— SOURCE MATERIAL —
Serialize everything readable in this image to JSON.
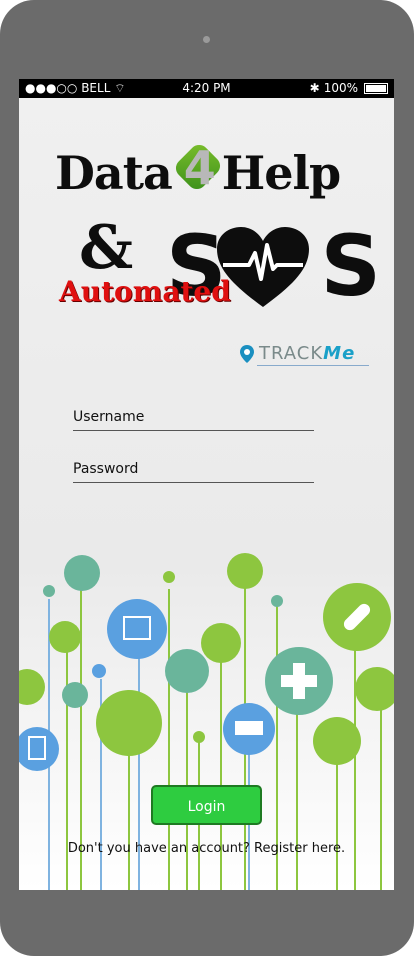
{
  "status": {
    "carrier": "BELL",
    "signal_dots": "●●●○○",
    "time": "4:20 PM",
    "battery": "100%"
  },
  "logo": {
    "part1": "Data",
    "part2": "4",
    "part3": "Help",
    "amp": "&",
    "automated": "Automated",
    "sos_s1": "S",
    "sos_s2": "S",
    "trackme_track": "TRACK",
    "trackme_me": "Me"
  },
  "form": {
    "username_placeholder": "Username",
    "password_placeholder": "Password"
  },
  "login_label": "Login",
  "register_text": "Don't you have an account? Register here.",
  "colors": {
    "accent": "#2ecc40",
    "red": "#e01010",
    "trackme": "#1a8fc0"
  }
}
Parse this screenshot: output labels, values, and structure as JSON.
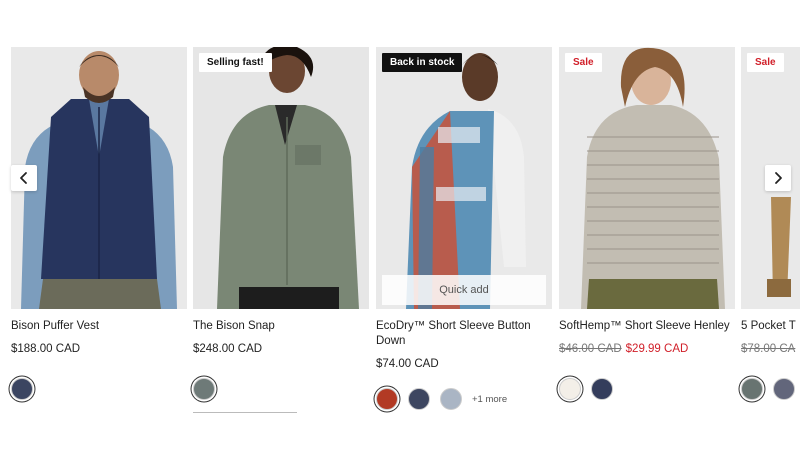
{
  "carousel": {
    "prev_icon": "chevron-left-icon",
    "next_icon": "chevron-right-icon",
    "products": [
      {
        "name": "Bison Puffer Vest",
        "price": "$188.00 CAD",
        "badge": "",
        "swatches": [
          {
            "color": "#3b4561"
          }
        ]
      },
      {
        "name": "The Bison Snap",
        "price": "$248.00 CAD",
        "badge": "Selling fast!",
        "swatches": [
          {
            "color": "#6e7a78"
          }
        ]
      },
      {
        "name": "EcoDry™ Short Sleeve Button Down",
        "price": "$74.00 CAD",
        "badge": "Back in stock",
        "quick_add": "Quick add",
        "swatches": [
          {
            "color": "#b23a24"
          },
          {
            "color": "#3d4660"
          },
          {
            "color": "#aab5c4"
          }
        ],
        "more": "+1 more"
      },
      {
        "name": "SoftHemp™ Short Sleeve Henley",
        "old_price": "$46.00 CAD",
        "sale_price": "$29.99 CAD",
        "badge": "Sale",
        "swatches": [
          {
            "color": "#f3efe8"
          },
          {
            "color": "#343d5c"
          }
        ]
      },
      {
        "name": "5 Pocket T",
        "old_price": "$78.00 CA",
        "badge": "Sale",
        "swatches": [
          {
            "color": "#687471"
          },
          {
            "color": "#62667b"
          }
        ]
      }
    ]
  },
  "colors": {
    "sale": "#d1202a",
    "card_bg": "#e8e8e8"
  }
}
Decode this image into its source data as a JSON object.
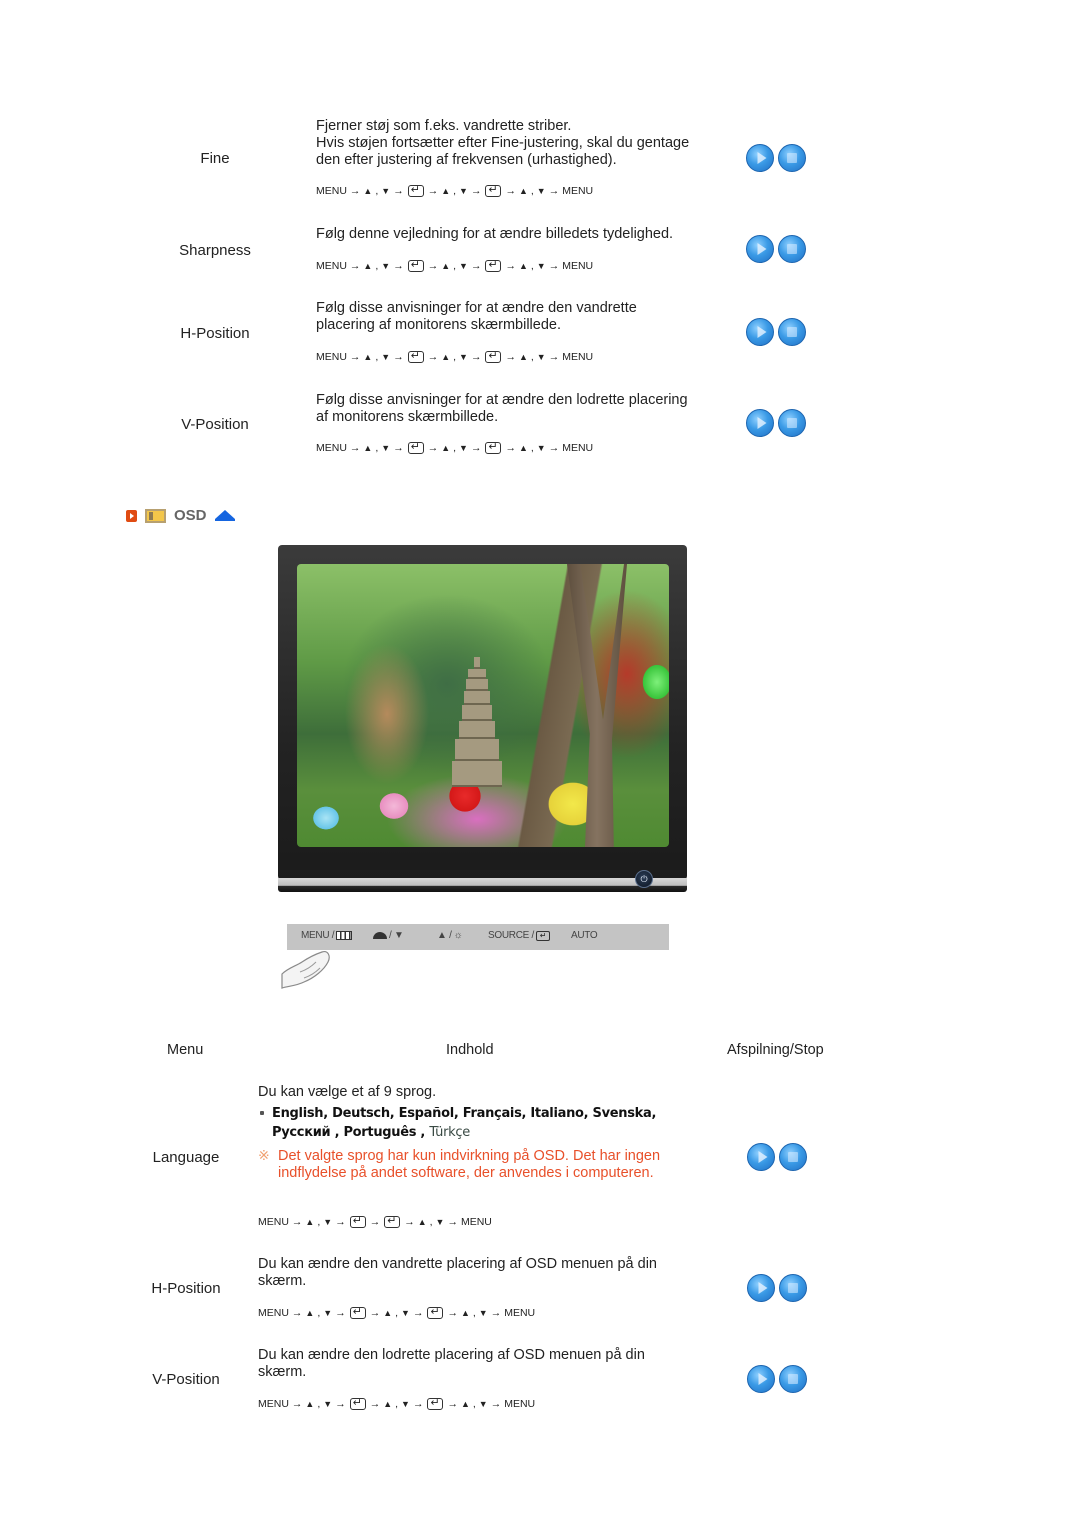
{
  "top_section": {
    "rows": [
      {
        "label": "Fine",
        "description": [
          "Fjerner støj som f.eks. vandrette striber.",
          "Hvis støjen fortsætter efter Fine-justering, skal du gentage",
          "den efter justering af frekvensen (urhastighed)."
        ],
        "sequence": [
          "MENU",
          "→",
          "▲",
          ",",
          "▼",
          "→",
          "[enter]",
          "→",
          "▲",
          ",",
          "▼",
          "→",
          "[enter]",
          "→",
          "▲",
          ",",
          "▼",
          "→",
          "MENU"
        ]
      },
      {
        "label": "Sharpness",
        "description": [
          "Følg denne vejledning for at ændre billedets tydelighed."
        ],
        "sequence": [
          "MENU",
          "→",
          "▲",
          ",",
          "▼",
          "→",
          "[enter]",
          "→",
          "▲",
          ",",
          "▼",
          "→",
          "[enter]",
          "→",
          "▲",
          ",",
          "▼",
          "→",
          "MENU"
        ]
      },
      {
        "label": "H-Position",
        "description": [
          "Følg disse anvisninger for at ændre den vandrette",
          "placering af monitorens skærmbillede."
        ],
        "sequence": [
          "MENU",
          "→",
          "▲",
          ",",
          "▼",
          "→",
          "[enter]",
          "→",
          "▲",
          ",",
          "▼",
          "→",
          "[enter]",
          "→",
          "▲",
          ",",
          "▼",
          "→",
          "MENU"
        ]
      },
      {
        "label": "V-Position",
        "description": [
          "Følg disse anvisninger for at ændre den lodrette placering",
          "af monitorens skærmbillede."
        ],
        "sequence": [
          "MENU",
          "→",
          "▲",
          ",",
          "▼",
          "→",
          "[enter]",
          "→",
          "▲",
          ",",
          "▼",
          "→",
          "[enter]",
          "→",
          "▲",
          ",",
          "▼",
          "→",
          "MENU"
        ]
      }
    ]
  },
  "osd_section": {
    "title": "OSD",
    "icons": [
      "bullet-icon",
      "osd-menu-icon",
      "up-arrow-icon"
    ],
    "control_bar": {
      "menu": "MENU /",
      "down": "/ ▼",
      "up": "▲ /",
      "source": "SOURCE /",
      "auto": "AUTO"
    },
    "columns": {
      "menu": "Menu",
      "content": "Indhold",
      "play_stop": "Afspilning/Stop"
    },
    "rows": [
      {
        "label": "Language",
        "description": [
          "Du kan vælge et af 9 sprog."
        ],
        "languages_line1": "English, Deutsch, Español, Français,  Italiano, Svenska,",
        "languages_line2": "Русский , Português ,",
        "languages_last": "Türkçe",
        "note": [
          "Det valgte sprog har kun indvirkning på OSD. Det har ingen",
          "indflydelse på andet software, der anvendes i computeren."
        ],
        "note_icon": "※",
        "sequence": [
          "MENU",
          "→",
          "▲",
          ",",
          "▼",
          "→",
          "[enter]",
          "→",
          "[enter]",
          "→",
          "▲",
          ",",
          "▼",
          "→",
          "MENU"
        ]
      },
      {
        "label": "H-Position",
        "description": [
          "Du kan ændre den vandrette placering af OSD menuen på din",
          "skærm."
        ],
        "sequence": [
          "MENU",
          "→",
          "▲",
          ",",
          "▼",
          "→",
          "[enter]",
          "→",
          "▲",
          ",",
          "▼",
          "→",
          "[enter]",
          "→",
          "▲",
          ",",
          "▼",
          "→",
          "MENU"
        ]
      },
      {
        "label": "V-Position",
        "description": [
          "Du kan ændre den lodrette placering af OSD menuen på din",
          "skærm."
        ],
        "sequence": [
          "MENU",
          "→",
          "▲",
          ",",
          "▼",
          "→",
          "[enter]",
          "→",
          "▲",
          ",",
          "▼",
          "→",
          "[enter]",
          "→",
          "▲",
          ",",
          "▼",
          "→",
          "MENU"
        ]
      }
    ]
  },
  "buttons": {
    "play": "play-icon",
    "stop": "stop-icon"
  },
  "colors": {
    "note": "#e8502a",
    "accent_blue": "#1565e0",
    "button_blue": "#3a9ae6",
    "bullet_orange": "#e04b12"
  }
}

— EXERCISE DIRECTIONS —
Copy every line of the listing containing the string "Bison".

— TASK RESULT —
        "name": "Bison Puffer Vest",
        "name": "The Bison Snap",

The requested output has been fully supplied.